Work to do:
Exclude all pictures, then copy each of the records exactly as written.

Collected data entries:
(begin)
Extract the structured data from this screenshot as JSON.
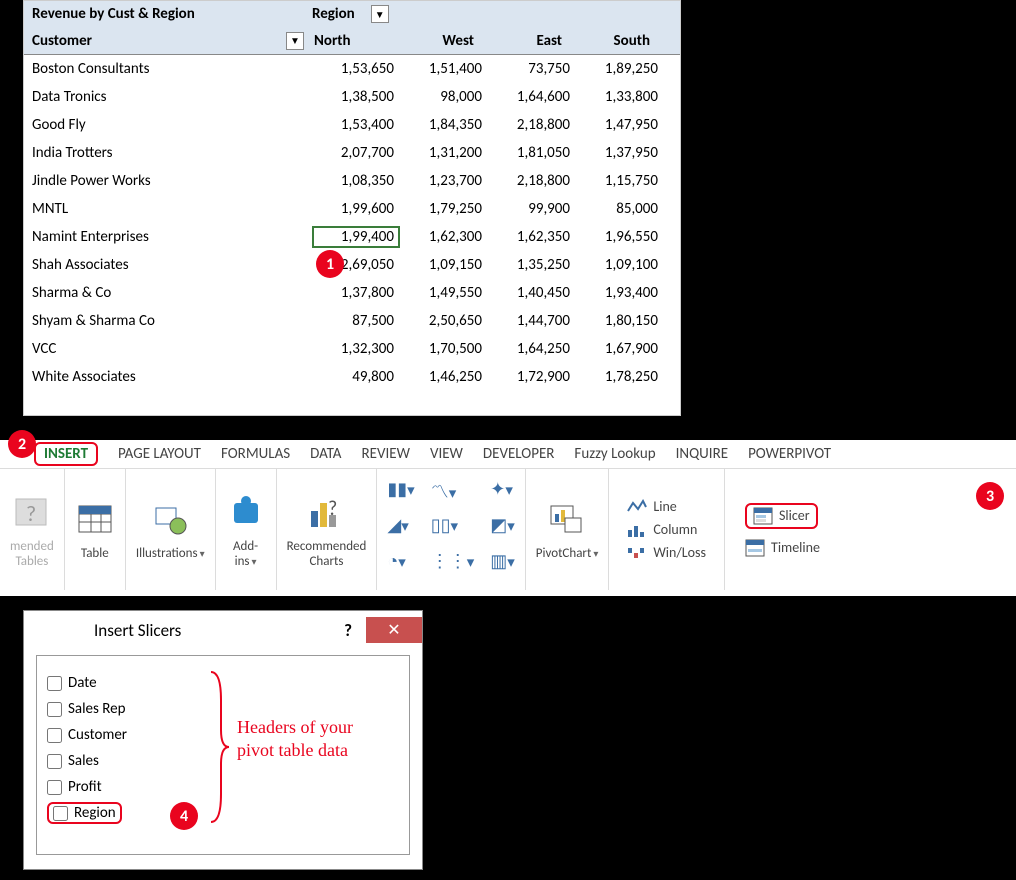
{
  "pivot": {
    "title": "Revenue by Cust & Region",
    "region_label": "Region",
    "customer_label": "Customer",
    "columns": [
      "North",
      "West",
      "East",
      "South"
    ],
    "rows": [
      {
        "name": "Boston Consultants",
        "vals": [
          "1,53,650",
          "1,51,400",
          "73,750",
          "1,89,250"
        ]
      },
      {
        "name": "Data Tronics",
        "vals": [
          "1,38,500",
          "98,000",
          "1,64,600",
          "1,33,800"
        ]
      },
      {
        "name": "Good Fly",
        "vals": [
          "1,53,400",
          "1,84,350",
          "2,18,800",
          "1,47,950"
        ]
      },
      {
        "name": "India Trotters",
        "vals": [
          "2,07,700",
          "1,31,200",
          "1,81,050",
          "1,37,950"
        ]
      },
      {
        "name": "Jindle Power Works",
        "vals": [
          "1,08,350",
          "1,23,700",
          "2,18,800",
          "1,15,750"
        ]
      },
      {
        "name": "MNTL",
        "vals": [
          "1,99,600",
          "1,79,250",
          "99,900",
          "85,000"
        ]
      },
      {
        "name": "Namint Enterprises",
        "vals": [
          "1,99,400",
          "1,62,300",
          "1,62,350",
          "1,96,550"
        ]
      },
      {
        "name": "Shah Associates",
        "vals": [
          "2,69,050",
          "1,09,150",
          "1,35,250",
          "1,09,100"
        ]
      },
      {
        "name": "Sharma & Co",
        "vals": [
          "1,37,800",
          "1,49,550",
          "1,40,450",
          "1,93,400"
        ]
      },
      {
        "name": "Shyam & Sharma Co",
        "vals": [
          "87,500",
          "2,50,650",
          "1,44,700",
          "1,80,150"
        ]
      },
      {
        "name": "VCC",
        "vals": [
          "1,32,300",
          "1,70,500",
          "1,64,250",
          "1,67,900"
        ]
      },
      {
        "name": "White Associates",
        "vals": [
          "49,800",
          "1,46,250",
          "1,72,900",
          "1,78,250"
        ]
      }
    ],
    "selected": {
      "row": 6,
      "col": 0
    }
  },
  "ribbon": {
    "tabs": [
      "INSERT",
      "PAGE LAYOUT",
      "FORMULAS",
      "DATA",
      "REVIEW",
      "VIEW",
      "DEVELOPER",
      "Fuzzy Lookup",
      "INQUIRE",
      "POWERPIVOT"
    ],
    "active_tab": "INSERT",
    "groups": {
      "rec_tables": "mended\nTables",
      "table": "Table",
      "illustrations": "Illustrations",
      "addins": "Add-\nins",
      "rec_charts": "Recommended\nCharts",
      "pivotchart": "PivotChart",
      "line": "Line",
      "column": "Column",
      "winloss": "Win/Loss",
      "slicer": "Slicer",
      "timeline": "Timeline"
    }
  },
  "dialog": {
    "title": "Insert Slicers",
    "fields": [
      "Date",
      "Sales Rep",
      "Customer",
      "Sales",
      "Profit",
      "Region"
    ],
    "annotation": "Headers of your\npivot table data"
  },
  "callouts": {
    "c1": "1",
    "c2": "2",
    "c3": "3",
    "c4": "4"
  }
}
(end)
Solution to this problem:
Extract the structured data from this screenshot as JSON.
{
  "pivot": {
    "title": "Revenue by Cust & Region",
    "region_label": "Region",
    "customer_label": "Customer",
    "columns": [
      "North",
      "West",
      "East",
      "South"
    ],
    "rows": [
      {
        "name": "Boston Consultants",
        "vals": [
          "1,53,650",
          "1,51,400",
          "73,750",
          "1,89,250"
        ]
      },
      {
        "name": "Data Tronics",
        "vals": [
          "1,38,500",
          "98,000",
          "1,64,600",
          "1,33,800"
        ]
      },
      {
        "name": "Good Fly",
        "vals": [
          "1,53,400",
          "1,84,350",
          "2,18,800",
          "1,47,950"
        ]
      },
      {
        "name": "India Trotters",
        "vals": [
          "2,07,700",
          "1,31,200",
          "1,81,050",
          "1,37,950"
        ]
      },
      {
        "name": "Jindle Power Works",
        "vals": [
          "1,08,350",
          "1,23,700",
          "2,18,800",
          "1,15,750"
        ]
      },
      {
        "name": "MNTL",
        "vals": [
          "1,99,600",
          "1,79,250",
          "99,900",
          "85,000"
        ]
      },
      {
        "name": "Namint Enterprises",
        "vals": [
          "1,99,400",
          "1,62,300",
          "1,62,350",
          "1,96,550"
        ]
      },
      {
        "name": "Shah Associates",
        "vals": [
          "2,69,050",
          "1,09,150",
          "1,35,250",
          "1,09,100"
        ]
      },
      {
        "name": "Sharma & Co",
        "vals": [
          "1,37,800",
          "1,49,550",
          "1,40,450",
          "1,93,400"
        ]
      },
      {
        "name": "Shyam & Sharma Co",
        "vals": [
          "87,500",
          "2,50,650",
          "1,44,700",
          "1,80,150"
        ]
      },
      {
        "name": "VCC",
        "vals": [
          "1,32,300",
          "1,70,500",
          "1,64,250",
          "1,67,900"
        ]
      },
      {
        "name": "White Associates",
        "vals": [
          "49,800",
          "1,46,250",
          "1,72,900",
          "1,78,250"
        ]
      }
    ],
    "selected": {
      "row": 6,
      "col": 0
    }
  },
  "ribbon": {
    "tabs": [
      "INSERT",
      "PAGE LAYOUT",
      "FORMULAS",
      "DATA",
      "REVIEW",
      "VIEW",
      "DEVELOPER",
      "Fuzzy Lookup",
      "INQUIRE",
      "POWERPIVOT"
    ],
    "active_tab": "INSERT",
    "groups": {
      "rec_tables": "mended\nTables",
      "table": "Table",
      "illustrations": "Illustrations",
      "addins": "Add-\nins",
      "rec_charts": "Recommended\nCharts",
      "pivotchart": "PivotChart",
      "line": "Line",
      "column": "Column",
      "winloss": "Win/Loss",
      "slicer": "Slicer",
      "timeline": "Timeline"
    }
  },
  "dialog": {
    "title": "Insert Slicers",
    "fields": [
      "Date",
      "Sales Rep",
      "Customer",
      "Sales",
      "Profit",
      "Region"
    ],
    "annotation": "Headers of your\npivot table data"
  },
  "callouts": {
    "c1": "1",
    "c2": "2",
    "c3": "3",
    "c4": "4"
  }
}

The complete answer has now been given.